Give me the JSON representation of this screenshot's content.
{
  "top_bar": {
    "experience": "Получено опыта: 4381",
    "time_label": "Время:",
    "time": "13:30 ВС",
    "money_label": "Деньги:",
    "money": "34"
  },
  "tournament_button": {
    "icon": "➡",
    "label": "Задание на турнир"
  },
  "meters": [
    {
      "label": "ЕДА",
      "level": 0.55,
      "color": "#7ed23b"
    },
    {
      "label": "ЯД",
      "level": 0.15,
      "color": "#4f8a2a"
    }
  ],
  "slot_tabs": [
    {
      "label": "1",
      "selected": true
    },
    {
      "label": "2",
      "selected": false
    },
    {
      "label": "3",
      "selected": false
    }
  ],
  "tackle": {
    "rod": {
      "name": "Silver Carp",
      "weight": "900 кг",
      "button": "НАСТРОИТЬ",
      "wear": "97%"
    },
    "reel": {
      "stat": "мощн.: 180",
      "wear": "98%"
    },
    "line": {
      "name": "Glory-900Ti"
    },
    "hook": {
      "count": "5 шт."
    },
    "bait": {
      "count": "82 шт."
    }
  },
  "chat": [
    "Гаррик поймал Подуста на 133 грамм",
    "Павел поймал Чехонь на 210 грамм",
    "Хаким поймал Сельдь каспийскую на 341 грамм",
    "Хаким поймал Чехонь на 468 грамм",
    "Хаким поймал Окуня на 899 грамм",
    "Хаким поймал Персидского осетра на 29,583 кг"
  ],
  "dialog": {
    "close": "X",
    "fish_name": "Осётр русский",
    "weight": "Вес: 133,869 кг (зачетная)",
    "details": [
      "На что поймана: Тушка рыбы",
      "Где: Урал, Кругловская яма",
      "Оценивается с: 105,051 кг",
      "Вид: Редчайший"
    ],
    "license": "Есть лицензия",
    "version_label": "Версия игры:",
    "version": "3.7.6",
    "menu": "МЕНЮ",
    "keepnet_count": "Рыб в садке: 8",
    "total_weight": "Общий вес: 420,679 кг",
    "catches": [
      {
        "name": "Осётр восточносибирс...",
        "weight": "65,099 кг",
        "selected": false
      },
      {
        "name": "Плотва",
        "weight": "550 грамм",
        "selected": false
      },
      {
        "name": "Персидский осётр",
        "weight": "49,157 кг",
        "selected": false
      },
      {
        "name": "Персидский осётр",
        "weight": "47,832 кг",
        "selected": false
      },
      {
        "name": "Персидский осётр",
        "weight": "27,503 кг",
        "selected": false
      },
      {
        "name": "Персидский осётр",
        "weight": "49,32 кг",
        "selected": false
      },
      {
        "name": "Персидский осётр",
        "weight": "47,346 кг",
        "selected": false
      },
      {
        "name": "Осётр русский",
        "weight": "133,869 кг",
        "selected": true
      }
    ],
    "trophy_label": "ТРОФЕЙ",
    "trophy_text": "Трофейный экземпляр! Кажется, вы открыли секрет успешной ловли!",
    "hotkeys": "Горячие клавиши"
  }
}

--- --- ---

How many of the lines above contain the string "русский"? Give the number only.

### OUTPUT OF THE EXERCISE
2